Exercise directions:
Write out all the entries word for word and omit any pictures.

***

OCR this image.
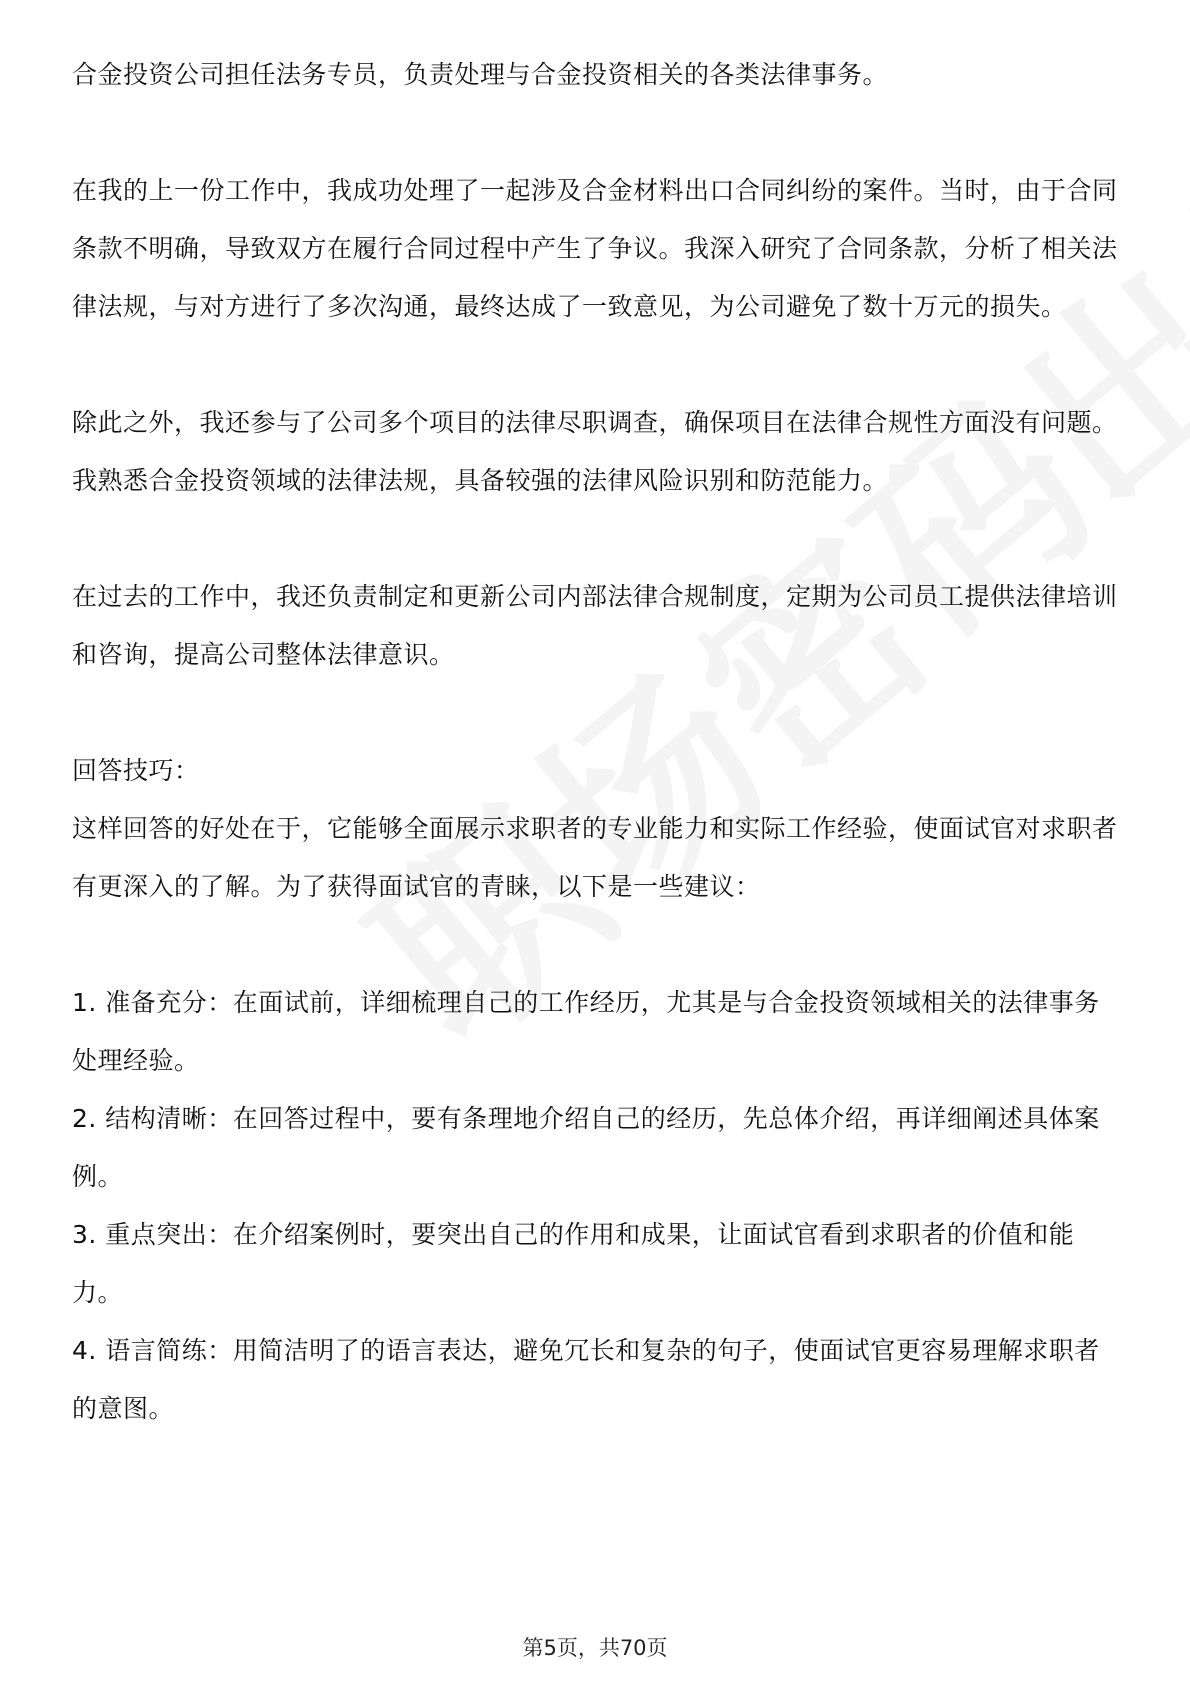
合金投资公司担任法务专员，负责处理与合金投资相关的各类法律事务。

在我的上一份工作中，我成功处理了一起涉及合金材料出口合同纠纷的案件。当时，由于合同条款不明确，导致双方在履行合同过程中产生了争议。我深入研究了合同条款，分析了相关法律法规，与对方进行了多次沟通，最终达成了一致意见，为公司避免了数十万元的损失。

除此之外，我还参与了公司多个项目的法律尽职调查，确保项目在法律合规性方面没有问题。我熟悉合金投资领域的法律法规，具备较强的法律风险识别和防范能力。

在过去的工作中，我还负责制定和更新公司内部法律合规制度，定期为公司员工提供法律培训和咨询，提高公司整体法律意识。

回答技巧：

这样回答的好处在于，它能够全面展示求职者的专业能力和实际工作经验，使面试官对求职者有更深入的了解。为了获得面试官的青睐，以下是一些建议：

1. 准备充分：在面试前，详细梳理自己的工作经历，尤其是与合金投资领域相关的法律事务处理经验。

2. 结构清晰：在回答过程中，要有条理地介绍自己的经历，先总体介绍，再详细阐述具体案例。

3. 重点突出：在介绍案例时，要突出自己的作用和成果，让面试官看到求职者的价值和能力。

4. 语言简练：用简洁明了的语言表达，避免冗长和复杂的句子，使面试官更容易理解求职者的意图。

第5页，共70页
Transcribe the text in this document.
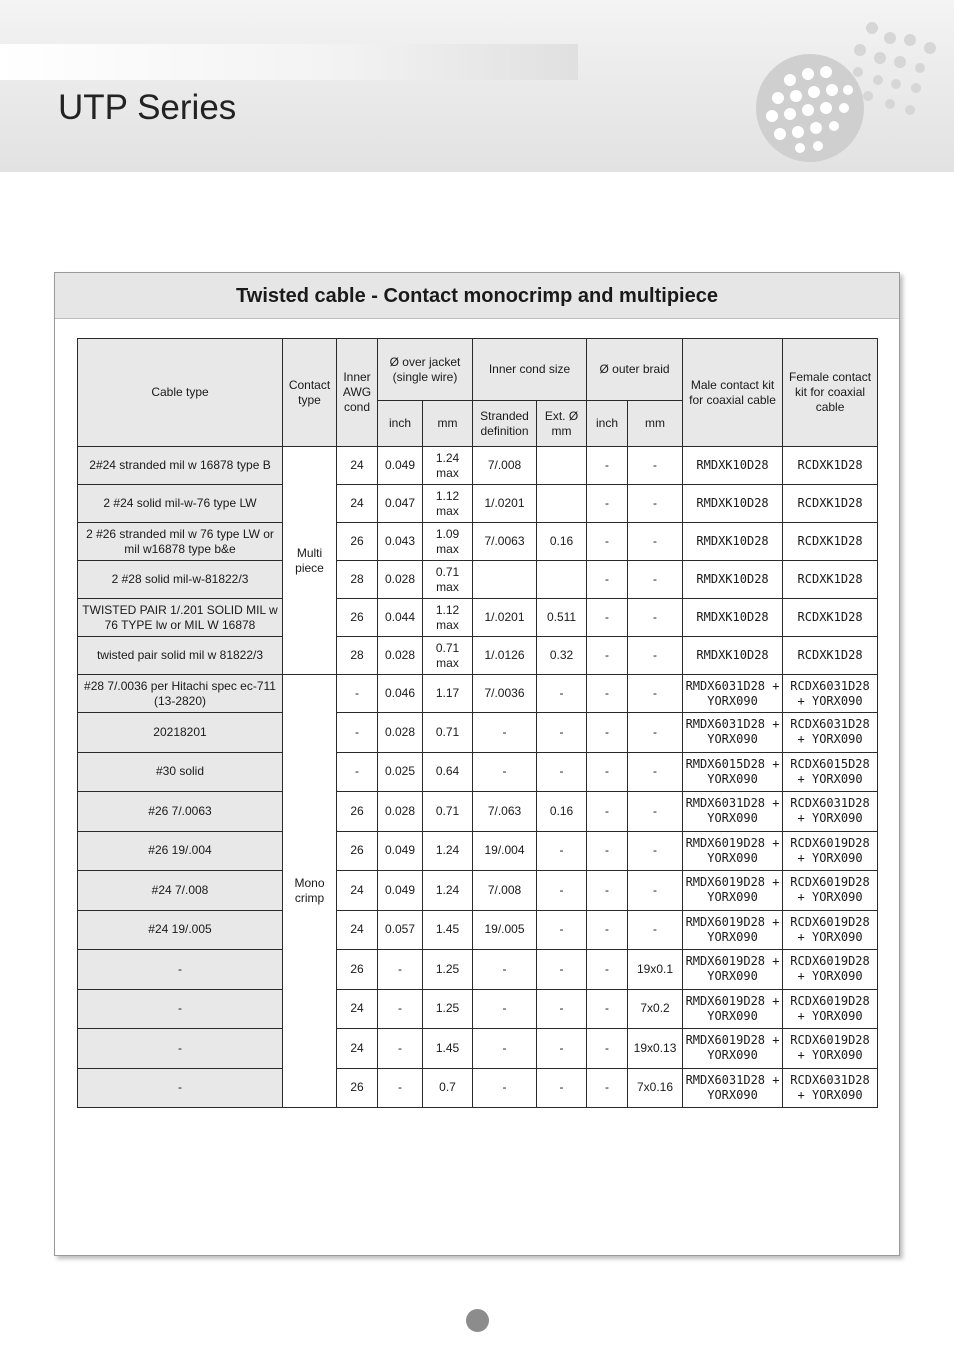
UTP Series
Twisted cable - Contact monocrimp and multipiece
Cable type	Contact type	Inner AWG cond	Ø over jacket (single wire)		Inner cond size		Ø outer braid		Male contact kit for coaxial cable	Female contact kit for coaxial cable
			inch	mm	Stranded definition	Ext. Ø mm	inch	mm		
2#24 stranded mil w 16878 type B	Multi piece	24	0.049	1.24 max	7/.008		-	-	RMDXK10D28	RCDXK1D28
2 #24 solid mil-w-76 type LW		24	0.047	1.12 max	1/.0201		-	-	RMDXK10D28	RCDXK1D28
2 #26 stranded mil w 76 type LW or mil w16878 type b&e		26	0.043	1.09 max	7/.0063	0.16	-	-	RMDXK10D28	RCDXK1D28
2 #28 solid mil-w-81822/3		28	0.028	0.71 max			-	-	RMDXK10D28	RCDXK1D28
TWISTED PAIR 1/.201 SOLID MIL w 76 TYPE lw or MIL W 16878		26	0.044	1.12 max	1/.0201	0.511	-	-	RMDXK10D28	RCDXK1D28
twisted pair solid mil w 81822/3		28	0.028	0.71 max	1/.0126	0.32	-	-	RMDXK10D28	RCDXK1D28
#28 7/.0036 per Hitachi spec ec-711 (13-2820)	Mono crimp	-	0.046	1.17	7/.0036	-	-	-	RMDX6031D28 + YORX090	RCDX6031D28 + YORX090
20218201		-	0.028	0.71	-	-	-	-	RMDX6031D28 + YORX090	RCDX6031D28 + YORX090
#30 solid		-	0.025	0.64	-	-	-	-	RMDX6015D28 + YORX090	RCDX6015D28 + YORX090
#26 7/.0063		26	0.028	0.71	7/.063	0.16	-	-	RMDX6031D28 + YORX090	RCDX6031D28 + YORX090
#26 19/.004		26	0.049	1.24	19/.004	-	-	-	RMDX6019D28 + YORX090	RCDX6019D28 + YORX090
#24 7/.008		24	0.049	1.24	7/.008	-	-	-	RMDX6019D28 + YORX090	RCDX6019D28 + YORX090
#24 19/.005		24	0.057	1.45	19/.005	-	-	-	RMDX6019D28 + YORX090	RCDX6019D28 + YORX090
-		26	-	1.25	-	-	-	19x0.1	RMDX6019D28 + YORX090	RCDX6019D28 + YORX090
-		24	-	1.25	-	-	-	7x0.2	RMDX6019D28 + YORX090	RCDX6019D28 + YORX090
-		24	-	1.45	-	-	-	19x0.13	RMDX6019D28 + YORX090	RCDX6019D28 + YORX090
-		26	-	0.7	-	-	-	7x0.16	RMDX6031D28 + YORX090	RCDX6031D28 + YORX090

***

Complete output:
OCR this image.
合金投资公司担任法务专员，负责处理与合金投资相关的各类法律事务。

在我的上一份工作中，我成功处理了一起涉及合金材料出口合同纠纷的案件。当时，由于合同条款不明确，导致双方在履行合同过程中产生了争议。我深入研究了合同条款，分析了相关法律法规，与对方进行了多次沟通，最终达成了一致意见，为公司避免了数十万元的损失。

除此之外，我还参与了公司多个项目的法律尽职调查，确保项目在法律合规性方面没有问题。我熟悉合金投资领域的法律法规，具备较强的法律风险识别和防范能力。

在过去的工作中，我还负责制定和更新公司内部法律合规制度，定期为公司员工提供法律培训和咨询，提高公司整体法律意识。

回答技巧：

这样回答的好处在于，它能够全面展示求职者的专业能力和实际工作经验，使面试官对求职者有更深入的了解。为了获得面试官的青睐，以下是一些建议：

1. 准备充分：在面试前，详细梳理自己的工作经历，尤其是与合金投资领域相关的法律事务处理经验。

2. 结构清晰：在回答过程中，要有条理地介绍自己的经历，先总体介绍，再详细阐述具体案例。

3. 重点突出：在介绍案例时，要突出自己的作用和成果，让面试官看到求职者的价值和能力。

4. 语言简练：用简洁明了的语言表达，避免冗长和复杂的句子，使面试官更容易理解求职者的意图。

第5页，共70页
Transcribe the text in this document.
UTP Series
Twisted cable - Contact monocrimp and multipiece
Cable type	Contact type	Inner AWG cond	Ø over jacket (single wire)		Inner cond size		Ø outer braid		Male contact kit for coaxial cable	Female contact kit for coaxial cable
			inch	mm	Stranded definition	Ext. Ø mm	inch	mm		
2#24 stranded mil w 16878 type B	Multi piece	24	0.049	1.24 max	7/.008		-	-	RMDXK10D28	RCDXK1D28
2 #24 solid mil-w-76 type LW		24	0.047	1.12 max	1/.0201		-	-	RMDXK10D28	RCDXK1D28
2 #26 stranded mil w 76 type LW or mil w16878 type b&e		26	0.043	1.09 max	7/.0063	0.16	-	-	RMDXK10D28	RCDXK1D28
2 #28 solid mil-w-81822/3		28	0.028	0.71 max			-	-	RMDXK10D28	RCDXK1D28
TWISTED PAIR 1/.201 SOLID MIL w 76 TYPE lw or MIL W 16878		26	0.044	1.12 max	1/.0201	0.511	-	-	RMDXK10D28	RCDXK1D28
twisted pair solid mil w 81822/3		28	0.028	0.71 max	1/.0126	0.32	-	-	RMDXK10D28	RCDXK1D28
#28 7/.0036 per Hitachi spec ec-711 (13-2820)	Mono crimp	-	0.046	1.17	7/.0036	-	-	-	RMDX6031D28 + YORX090	RCDX6031D28 + YORX090
20218201		-	0.028	0.71	-	-	-	-	RMDX6031D28 + YORX090	RCDX6031D28 + YORX090
#30 solid		-	0.025	0.64	-	-	-	-	RMDX6015D28 + YORX090	RCDX6015D28 + YORX090
#26 7/.0063		26	0.028	0.71	7/.063	0.16	-	-	RMDX6031D28 + YORX090	RCDX6031D28 + YORX090
#26 19/.004		26	0.049	1.24	19/.004	-	-	-	RMDX6019D28 + YORX090	RCDX6019D28 + YORX090
#24 7/.008		24	0.049	1.24	7/.008	-	-	-	RMDX6019D28 + YORX090	RCDX6019D28 + YORX090
#24 19/.005		24	0.057	1.45	19/.005	-	-	-	RMDX6019D28 + YORX090	RCDX6019D28 + YORX090
-		26	-	1.25	-	-	-	19x0.1	RMDX6019D28 + YORX090	RCDX6019D28 + YORX090
-		24	-	1.25	-	-	-	7x0.2	RMDX6019D28 + YORX090	RCDX6019D28 + YORX090
-		24	-	1.45	-	-	-	19x0.13	RMDX6019D28 + YORX090	RCDX6019D28 + YORX090
-		26	-	0.7	-	-	-	7x0.16	RMDX6031D28 + YORX090	RCDX6031D28 + YORX090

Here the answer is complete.